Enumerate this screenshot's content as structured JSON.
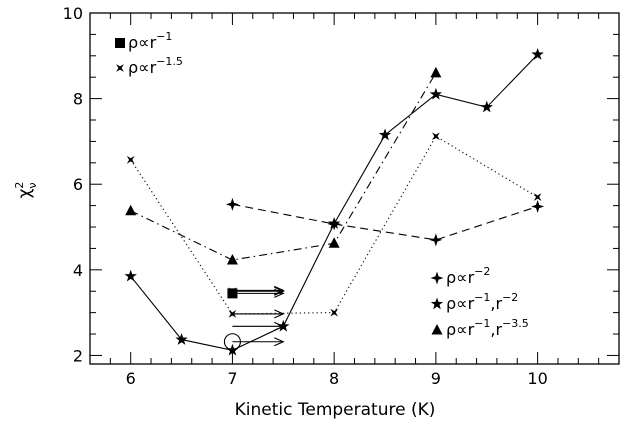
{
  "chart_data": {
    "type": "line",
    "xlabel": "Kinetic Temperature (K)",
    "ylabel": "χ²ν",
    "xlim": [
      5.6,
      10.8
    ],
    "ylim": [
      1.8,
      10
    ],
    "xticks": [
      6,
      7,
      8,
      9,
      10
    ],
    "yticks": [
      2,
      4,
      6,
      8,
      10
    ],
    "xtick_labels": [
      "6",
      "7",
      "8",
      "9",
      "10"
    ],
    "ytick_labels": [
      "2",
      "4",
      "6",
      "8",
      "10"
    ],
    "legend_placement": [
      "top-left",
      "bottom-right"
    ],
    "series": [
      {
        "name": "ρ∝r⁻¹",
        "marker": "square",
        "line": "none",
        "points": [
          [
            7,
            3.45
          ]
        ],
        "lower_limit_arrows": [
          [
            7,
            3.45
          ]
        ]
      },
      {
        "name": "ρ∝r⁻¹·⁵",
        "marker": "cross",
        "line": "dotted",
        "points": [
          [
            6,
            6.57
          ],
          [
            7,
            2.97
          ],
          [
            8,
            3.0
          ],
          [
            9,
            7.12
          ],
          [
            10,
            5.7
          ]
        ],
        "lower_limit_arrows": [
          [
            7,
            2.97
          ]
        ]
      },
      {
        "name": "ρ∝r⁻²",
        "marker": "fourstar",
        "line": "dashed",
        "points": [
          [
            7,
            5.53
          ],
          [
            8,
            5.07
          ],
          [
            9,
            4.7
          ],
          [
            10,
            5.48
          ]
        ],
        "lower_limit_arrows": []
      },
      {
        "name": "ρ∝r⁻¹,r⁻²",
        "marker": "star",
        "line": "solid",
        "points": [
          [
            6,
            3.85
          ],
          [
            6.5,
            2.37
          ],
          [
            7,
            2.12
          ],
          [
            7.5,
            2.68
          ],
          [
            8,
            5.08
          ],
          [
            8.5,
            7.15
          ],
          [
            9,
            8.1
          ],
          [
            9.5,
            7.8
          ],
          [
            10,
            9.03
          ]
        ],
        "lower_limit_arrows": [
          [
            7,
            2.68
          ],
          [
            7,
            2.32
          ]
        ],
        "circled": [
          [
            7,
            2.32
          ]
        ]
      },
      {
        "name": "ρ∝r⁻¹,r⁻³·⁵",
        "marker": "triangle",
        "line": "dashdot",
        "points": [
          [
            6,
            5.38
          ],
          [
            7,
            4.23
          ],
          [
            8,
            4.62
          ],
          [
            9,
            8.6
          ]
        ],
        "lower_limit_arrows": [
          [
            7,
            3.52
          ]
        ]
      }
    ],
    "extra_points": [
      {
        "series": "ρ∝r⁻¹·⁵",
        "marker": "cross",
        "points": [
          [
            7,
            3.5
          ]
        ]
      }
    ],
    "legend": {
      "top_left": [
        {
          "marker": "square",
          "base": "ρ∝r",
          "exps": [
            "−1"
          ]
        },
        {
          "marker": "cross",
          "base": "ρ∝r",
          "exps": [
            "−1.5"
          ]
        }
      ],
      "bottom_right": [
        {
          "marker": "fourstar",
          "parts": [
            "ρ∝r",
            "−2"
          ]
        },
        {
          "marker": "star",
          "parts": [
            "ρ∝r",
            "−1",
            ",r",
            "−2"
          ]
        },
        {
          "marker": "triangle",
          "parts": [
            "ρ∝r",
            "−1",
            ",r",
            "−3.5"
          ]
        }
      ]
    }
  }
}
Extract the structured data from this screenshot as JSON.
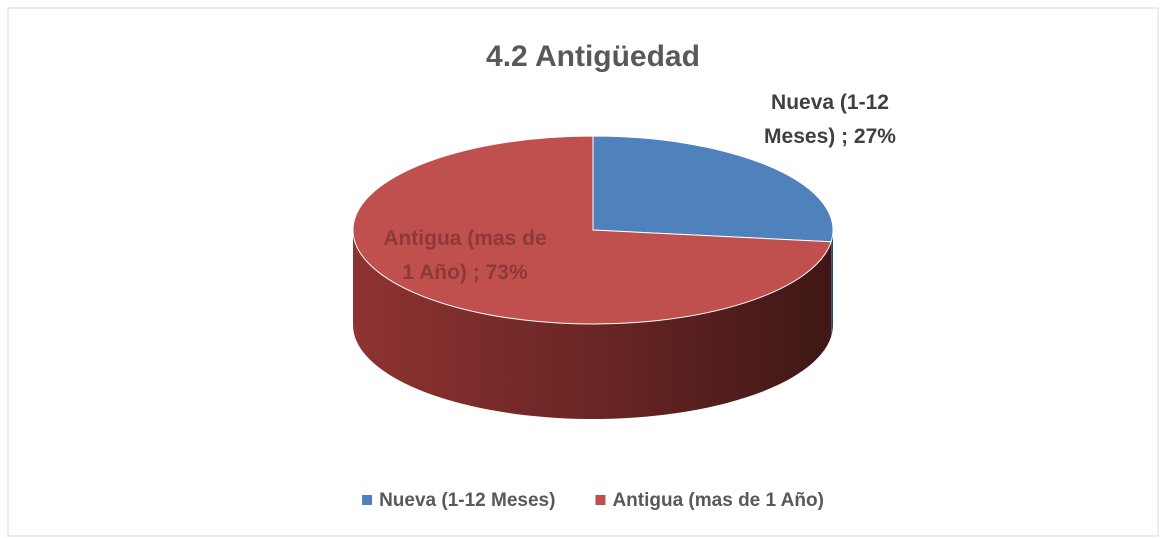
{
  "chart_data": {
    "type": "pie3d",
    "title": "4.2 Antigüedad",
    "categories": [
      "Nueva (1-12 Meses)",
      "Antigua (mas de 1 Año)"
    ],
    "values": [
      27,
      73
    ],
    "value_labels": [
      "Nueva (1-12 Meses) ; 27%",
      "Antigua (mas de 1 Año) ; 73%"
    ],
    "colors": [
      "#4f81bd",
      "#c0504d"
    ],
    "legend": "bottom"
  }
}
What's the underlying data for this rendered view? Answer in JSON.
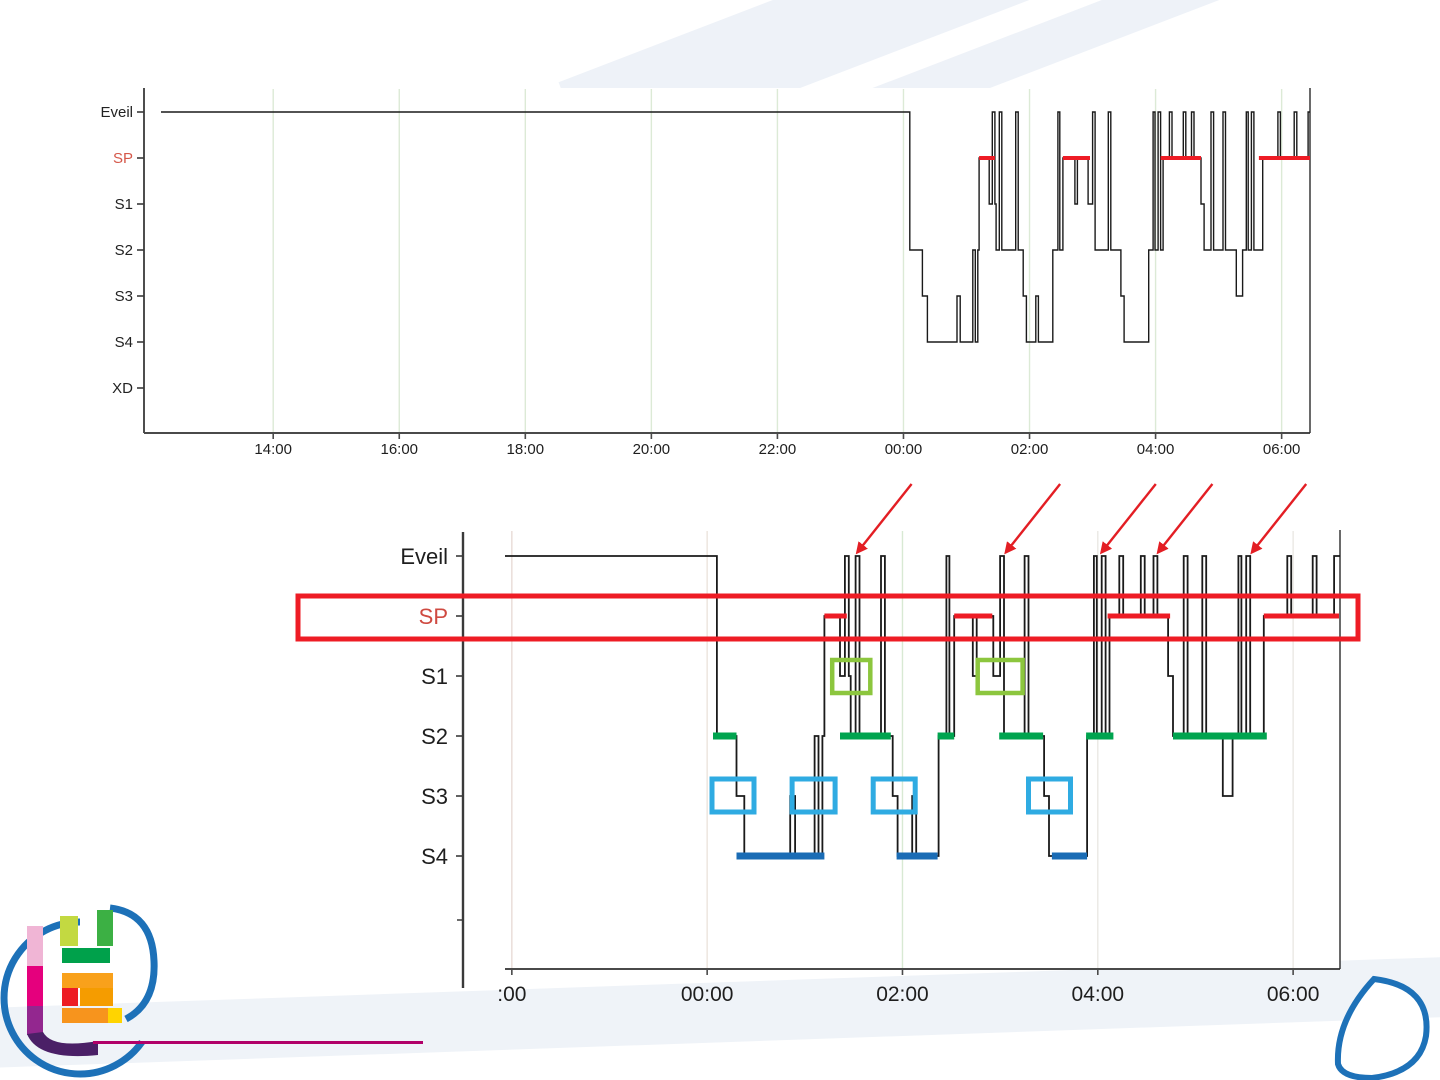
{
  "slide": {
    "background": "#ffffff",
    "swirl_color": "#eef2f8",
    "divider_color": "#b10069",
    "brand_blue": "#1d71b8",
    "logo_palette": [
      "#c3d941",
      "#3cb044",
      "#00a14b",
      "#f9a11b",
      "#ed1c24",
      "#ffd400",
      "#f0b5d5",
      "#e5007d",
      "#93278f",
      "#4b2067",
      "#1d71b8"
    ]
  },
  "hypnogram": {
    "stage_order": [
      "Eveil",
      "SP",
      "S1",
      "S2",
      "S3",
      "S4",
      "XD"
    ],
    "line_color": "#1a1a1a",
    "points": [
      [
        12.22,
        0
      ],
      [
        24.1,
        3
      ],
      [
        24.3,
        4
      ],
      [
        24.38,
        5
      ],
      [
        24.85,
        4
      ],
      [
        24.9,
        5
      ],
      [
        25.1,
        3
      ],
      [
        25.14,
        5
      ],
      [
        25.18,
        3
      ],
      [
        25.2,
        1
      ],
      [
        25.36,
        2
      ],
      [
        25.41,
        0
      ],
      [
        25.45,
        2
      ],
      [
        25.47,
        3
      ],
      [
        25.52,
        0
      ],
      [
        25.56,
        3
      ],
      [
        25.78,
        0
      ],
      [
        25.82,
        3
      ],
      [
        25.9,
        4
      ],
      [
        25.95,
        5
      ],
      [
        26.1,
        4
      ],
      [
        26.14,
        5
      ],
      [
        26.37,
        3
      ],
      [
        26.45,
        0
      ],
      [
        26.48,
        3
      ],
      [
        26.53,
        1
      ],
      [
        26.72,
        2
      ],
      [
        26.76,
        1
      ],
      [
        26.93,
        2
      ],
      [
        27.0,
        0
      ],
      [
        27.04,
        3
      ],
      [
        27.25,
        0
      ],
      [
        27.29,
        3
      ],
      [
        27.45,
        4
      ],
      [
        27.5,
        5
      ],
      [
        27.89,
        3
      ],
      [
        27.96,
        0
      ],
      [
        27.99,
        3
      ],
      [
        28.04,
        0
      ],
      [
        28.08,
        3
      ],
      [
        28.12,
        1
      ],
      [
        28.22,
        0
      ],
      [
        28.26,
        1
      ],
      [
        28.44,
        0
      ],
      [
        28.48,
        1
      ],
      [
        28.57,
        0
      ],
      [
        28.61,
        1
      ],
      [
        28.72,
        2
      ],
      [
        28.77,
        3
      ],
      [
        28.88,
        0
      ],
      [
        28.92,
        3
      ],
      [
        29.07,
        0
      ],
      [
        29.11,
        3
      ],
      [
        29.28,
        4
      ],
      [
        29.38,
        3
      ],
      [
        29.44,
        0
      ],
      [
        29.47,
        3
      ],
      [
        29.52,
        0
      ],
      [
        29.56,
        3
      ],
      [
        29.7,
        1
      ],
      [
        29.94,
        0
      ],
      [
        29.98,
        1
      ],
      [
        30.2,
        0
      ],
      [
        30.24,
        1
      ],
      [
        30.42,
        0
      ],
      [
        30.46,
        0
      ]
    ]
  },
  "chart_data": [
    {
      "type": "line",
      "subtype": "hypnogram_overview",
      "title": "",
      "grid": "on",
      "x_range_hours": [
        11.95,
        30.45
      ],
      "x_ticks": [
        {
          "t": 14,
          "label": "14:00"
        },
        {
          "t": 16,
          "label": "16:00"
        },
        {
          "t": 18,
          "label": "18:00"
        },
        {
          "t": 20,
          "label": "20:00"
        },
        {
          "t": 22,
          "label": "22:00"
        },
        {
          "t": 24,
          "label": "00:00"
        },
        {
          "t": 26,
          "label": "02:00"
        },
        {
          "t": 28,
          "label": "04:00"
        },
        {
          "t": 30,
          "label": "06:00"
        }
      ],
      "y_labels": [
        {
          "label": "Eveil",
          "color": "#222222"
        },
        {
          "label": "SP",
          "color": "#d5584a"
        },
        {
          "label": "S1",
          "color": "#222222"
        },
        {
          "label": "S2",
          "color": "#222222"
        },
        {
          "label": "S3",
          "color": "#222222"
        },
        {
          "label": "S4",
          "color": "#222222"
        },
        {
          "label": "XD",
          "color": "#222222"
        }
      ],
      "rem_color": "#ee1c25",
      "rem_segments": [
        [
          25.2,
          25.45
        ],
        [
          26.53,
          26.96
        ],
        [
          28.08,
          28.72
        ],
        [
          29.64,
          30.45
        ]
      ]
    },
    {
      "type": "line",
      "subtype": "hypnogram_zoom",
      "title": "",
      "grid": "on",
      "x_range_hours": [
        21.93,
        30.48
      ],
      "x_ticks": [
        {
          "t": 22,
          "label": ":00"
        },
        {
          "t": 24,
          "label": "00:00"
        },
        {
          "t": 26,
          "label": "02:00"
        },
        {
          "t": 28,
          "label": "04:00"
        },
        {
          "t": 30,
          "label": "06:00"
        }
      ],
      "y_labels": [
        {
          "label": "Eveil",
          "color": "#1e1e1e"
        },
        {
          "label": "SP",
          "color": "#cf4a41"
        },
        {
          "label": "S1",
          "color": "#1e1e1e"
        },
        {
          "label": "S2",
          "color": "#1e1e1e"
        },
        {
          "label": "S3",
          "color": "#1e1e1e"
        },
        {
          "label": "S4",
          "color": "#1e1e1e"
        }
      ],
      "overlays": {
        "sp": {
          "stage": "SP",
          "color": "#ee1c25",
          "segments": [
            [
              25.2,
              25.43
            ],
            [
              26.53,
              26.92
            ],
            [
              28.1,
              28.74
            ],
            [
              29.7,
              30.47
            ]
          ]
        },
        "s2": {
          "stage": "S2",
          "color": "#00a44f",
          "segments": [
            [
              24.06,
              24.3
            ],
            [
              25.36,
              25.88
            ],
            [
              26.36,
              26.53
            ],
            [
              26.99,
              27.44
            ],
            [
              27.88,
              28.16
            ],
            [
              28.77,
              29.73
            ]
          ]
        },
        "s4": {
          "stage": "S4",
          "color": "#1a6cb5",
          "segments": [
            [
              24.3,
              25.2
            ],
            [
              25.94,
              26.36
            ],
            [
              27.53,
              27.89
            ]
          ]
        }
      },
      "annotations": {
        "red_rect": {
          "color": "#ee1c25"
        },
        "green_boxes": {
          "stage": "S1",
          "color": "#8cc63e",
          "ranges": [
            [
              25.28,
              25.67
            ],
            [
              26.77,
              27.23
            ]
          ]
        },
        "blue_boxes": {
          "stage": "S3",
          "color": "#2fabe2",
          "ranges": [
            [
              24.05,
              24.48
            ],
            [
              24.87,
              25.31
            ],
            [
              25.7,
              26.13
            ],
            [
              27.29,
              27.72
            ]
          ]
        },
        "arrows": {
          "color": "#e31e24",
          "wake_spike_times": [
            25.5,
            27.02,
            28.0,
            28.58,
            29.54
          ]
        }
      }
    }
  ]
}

········

→ **DIRECTIONS**: Count the lines of the listing above that include the word "marker" and state the total with nothing else.

→ **EXERCISE OUTPUT**: 11